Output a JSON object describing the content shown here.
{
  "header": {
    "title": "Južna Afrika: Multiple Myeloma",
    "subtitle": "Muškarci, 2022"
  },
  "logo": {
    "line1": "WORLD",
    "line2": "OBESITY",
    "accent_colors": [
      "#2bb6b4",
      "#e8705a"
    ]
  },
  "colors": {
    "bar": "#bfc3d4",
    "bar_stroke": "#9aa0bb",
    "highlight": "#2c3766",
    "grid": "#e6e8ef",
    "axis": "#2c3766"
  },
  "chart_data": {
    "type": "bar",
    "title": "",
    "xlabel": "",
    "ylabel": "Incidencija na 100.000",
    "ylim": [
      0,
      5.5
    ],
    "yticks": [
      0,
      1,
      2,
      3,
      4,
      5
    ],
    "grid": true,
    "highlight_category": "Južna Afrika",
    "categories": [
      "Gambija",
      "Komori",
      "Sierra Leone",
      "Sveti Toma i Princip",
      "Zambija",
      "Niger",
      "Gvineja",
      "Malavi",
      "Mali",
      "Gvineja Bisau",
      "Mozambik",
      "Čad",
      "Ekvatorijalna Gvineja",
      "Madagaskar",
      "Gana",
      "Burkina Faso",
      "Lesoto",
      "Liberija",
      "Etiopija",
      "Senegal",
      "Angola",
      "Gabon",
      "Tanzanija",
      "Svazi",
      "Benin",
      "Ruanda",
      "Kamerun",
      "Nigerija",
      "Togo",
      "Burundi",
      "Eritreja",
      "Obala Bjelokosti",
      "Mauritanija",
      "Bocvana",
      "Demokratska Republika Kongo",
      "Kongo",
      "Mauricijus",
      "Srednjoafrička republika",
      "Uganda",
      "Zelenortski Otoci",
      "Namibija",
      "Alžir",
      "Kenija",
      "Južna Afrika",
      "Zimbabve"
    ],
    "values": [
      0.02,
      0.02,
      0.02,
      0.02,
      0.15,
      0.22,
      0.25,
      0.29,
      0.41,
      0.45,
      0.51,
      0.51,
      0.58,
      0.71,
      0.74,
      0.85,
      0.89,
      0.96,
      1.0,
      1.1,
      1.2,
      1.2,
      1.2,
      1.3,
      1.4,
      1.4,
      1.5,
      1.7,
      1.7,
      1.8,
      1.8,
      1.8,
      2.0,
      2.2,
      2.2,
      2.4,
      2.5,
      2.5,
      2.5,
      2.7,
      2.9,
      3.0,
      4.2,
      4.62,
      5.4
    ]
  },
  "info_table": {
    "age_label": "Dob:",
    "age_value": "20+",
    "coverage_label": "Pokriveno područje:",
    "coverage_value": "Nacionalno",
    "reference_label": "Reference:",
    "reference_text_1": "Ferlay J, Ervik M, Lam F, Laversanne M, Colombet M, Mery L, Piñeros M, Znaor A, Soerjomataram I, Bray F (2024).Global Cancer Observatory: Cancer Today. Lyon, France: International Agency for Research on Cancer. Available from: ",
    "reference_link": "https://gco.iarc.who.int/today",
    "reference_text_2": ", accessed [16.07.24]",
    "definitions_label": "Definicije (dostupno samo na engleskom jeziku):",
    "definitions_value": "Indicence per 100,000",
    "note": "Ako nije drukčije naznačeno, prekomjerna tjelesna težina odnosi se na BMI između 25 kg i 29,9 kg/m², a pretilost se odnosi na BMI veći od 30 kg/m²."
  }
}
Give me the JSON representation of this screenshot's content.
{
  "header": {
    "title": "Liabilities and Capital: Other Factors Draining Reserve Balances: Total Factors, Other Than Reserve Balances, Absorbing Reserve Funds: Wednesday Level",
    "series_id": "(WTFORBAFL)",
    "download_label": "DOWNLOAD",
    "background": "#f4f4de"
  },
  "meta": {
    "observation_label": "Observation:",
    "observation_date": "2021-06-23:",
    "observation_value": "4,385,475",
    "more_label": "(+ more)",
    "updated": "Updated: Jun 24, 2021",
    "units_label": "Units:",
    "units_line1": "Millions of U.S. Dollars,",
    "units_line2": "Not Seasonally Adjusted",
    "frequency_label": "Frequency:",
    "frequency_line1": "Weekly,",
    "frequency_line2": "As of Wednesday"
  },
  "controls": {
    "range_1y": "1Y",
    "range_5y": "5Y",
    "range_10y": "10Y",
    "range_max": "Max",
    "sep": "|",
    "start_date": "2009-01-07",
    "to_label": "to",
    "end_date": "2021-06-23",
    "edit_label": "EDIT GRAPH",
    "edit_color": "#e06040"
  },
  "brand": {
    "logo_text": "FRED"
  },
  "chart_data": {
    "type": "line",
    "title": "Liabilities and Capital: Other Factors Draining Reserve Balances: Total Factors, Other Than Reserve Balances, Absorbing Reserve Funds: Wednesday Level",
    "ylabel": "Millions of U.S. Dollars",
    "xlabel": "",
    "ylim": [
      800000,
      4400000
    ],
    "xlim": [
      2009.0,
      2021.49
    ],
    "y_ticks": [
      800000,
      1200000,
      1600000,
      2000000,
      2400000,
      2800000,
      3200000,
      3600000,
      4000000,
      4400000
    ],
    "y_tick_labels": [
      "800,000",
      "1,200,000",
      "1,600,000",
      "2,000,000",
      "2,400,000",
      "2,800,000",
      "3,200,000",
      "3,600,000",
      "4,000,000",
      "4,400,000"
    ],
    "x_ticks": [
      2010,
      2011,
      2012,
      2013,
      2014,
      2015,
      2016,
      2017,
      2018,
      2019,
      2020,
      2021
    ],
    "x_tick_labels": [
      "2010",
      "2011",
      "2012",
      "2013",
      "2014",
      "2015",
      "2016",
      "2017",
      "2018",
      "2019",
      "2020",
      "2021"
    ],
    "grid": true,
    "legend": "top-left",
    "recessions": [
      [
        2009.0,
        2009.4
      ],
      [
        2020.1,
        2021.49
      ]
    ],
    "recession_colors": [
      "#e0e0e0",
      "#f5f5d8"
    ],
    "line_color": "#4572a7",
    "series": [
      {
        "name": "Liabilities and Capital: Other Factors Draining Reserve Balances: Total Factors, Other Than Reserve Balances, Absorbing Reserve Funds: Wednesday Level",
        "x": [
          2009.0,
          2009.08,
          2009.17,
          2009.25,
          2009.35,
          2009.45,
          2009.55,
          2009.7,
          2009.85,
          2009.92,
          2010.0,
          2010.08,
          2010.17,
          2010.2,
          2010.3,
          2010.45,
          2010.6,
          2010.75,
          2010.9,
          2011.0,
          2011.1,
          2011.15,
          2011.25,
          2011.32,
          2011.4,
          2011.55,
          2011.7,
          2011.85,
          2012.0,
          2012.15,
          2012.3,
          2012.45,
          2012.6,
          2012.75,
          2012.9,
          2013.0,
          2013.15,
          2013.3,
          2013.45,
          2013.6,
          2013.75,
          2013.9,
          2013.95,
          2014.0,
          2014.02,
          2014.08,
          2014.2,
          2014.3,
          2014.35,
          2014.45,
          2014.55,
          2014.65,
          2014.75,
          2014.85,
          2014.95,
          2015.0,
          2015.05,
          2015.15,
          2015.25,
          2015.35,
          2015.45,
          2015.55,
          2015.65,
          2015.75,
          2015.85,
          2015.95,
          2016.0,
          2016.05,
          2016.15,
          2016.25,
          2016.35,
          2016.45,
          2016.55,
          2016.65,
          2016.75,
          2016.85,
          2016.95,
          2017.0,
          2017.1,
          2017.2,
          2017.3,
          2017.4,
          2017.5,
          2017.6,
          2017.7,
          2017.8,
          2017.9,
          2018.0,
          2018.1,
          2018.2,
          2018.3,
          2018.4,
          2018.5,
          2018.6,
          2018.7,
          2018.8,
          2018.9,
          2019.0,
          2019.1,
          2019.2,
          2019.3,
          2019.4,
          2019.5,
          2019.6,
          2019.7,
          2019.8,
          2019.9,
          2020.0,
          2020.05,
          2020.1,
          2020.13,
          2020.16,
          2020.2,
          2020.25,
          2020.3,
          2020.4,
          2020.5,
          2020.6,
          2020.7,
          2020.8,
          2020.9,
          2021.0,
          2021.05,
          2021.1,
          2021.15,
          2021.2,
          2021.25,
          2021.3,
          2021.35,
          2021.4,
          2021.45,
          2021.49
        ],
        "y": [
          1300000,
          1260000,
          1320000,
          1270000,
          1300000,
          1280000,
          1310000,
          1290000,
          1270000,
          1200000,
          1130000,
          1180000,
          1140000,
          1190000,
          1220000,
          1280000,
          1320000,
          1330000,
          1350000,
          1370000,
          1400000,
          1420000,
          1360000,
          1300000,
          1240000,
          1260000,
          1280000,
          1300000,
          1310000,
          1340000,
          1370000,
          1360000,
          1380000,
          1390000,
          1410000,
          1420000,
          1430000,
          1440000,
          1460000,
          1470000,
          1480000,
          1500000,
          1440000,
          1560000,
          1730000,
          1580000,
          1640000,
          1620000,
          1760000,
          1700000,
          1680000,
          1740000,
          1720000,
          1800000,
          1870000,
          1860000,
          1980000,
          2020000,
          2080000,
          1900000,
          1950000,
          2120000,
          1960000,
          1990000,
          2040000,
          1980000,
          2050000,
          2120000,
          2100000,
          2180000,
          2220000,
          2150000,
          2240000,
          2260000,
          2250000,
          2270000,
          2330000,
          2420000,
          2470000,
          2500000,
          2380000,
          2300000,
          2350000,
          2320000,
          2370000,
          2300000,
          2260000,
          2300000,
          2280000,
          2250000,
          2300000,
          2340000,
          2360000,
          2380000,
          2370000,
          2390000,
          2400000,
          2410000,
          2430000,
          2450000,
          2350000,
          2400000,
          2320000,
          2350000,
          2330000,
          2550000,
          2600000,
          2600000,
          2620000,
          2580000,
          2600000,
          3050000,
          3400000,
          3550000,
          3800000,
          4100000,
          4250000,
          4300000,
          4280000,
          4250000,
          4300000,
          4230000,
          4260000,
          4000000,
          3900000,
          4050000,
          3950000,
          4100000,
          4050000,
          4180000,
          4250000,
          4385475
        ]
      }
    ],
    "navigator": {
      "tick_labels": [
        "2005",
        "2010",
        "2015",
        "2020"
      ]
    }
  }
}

• • • • •

> _WHAT IS NEEDED_: Copy all lines from the material that include "Južna".

> _SOLUTION BELOW_:
    "title": "Južna Afrika: Multiple Myeloma",
    "highlight_category": "Južna Afrika",
      "Južna Afrika",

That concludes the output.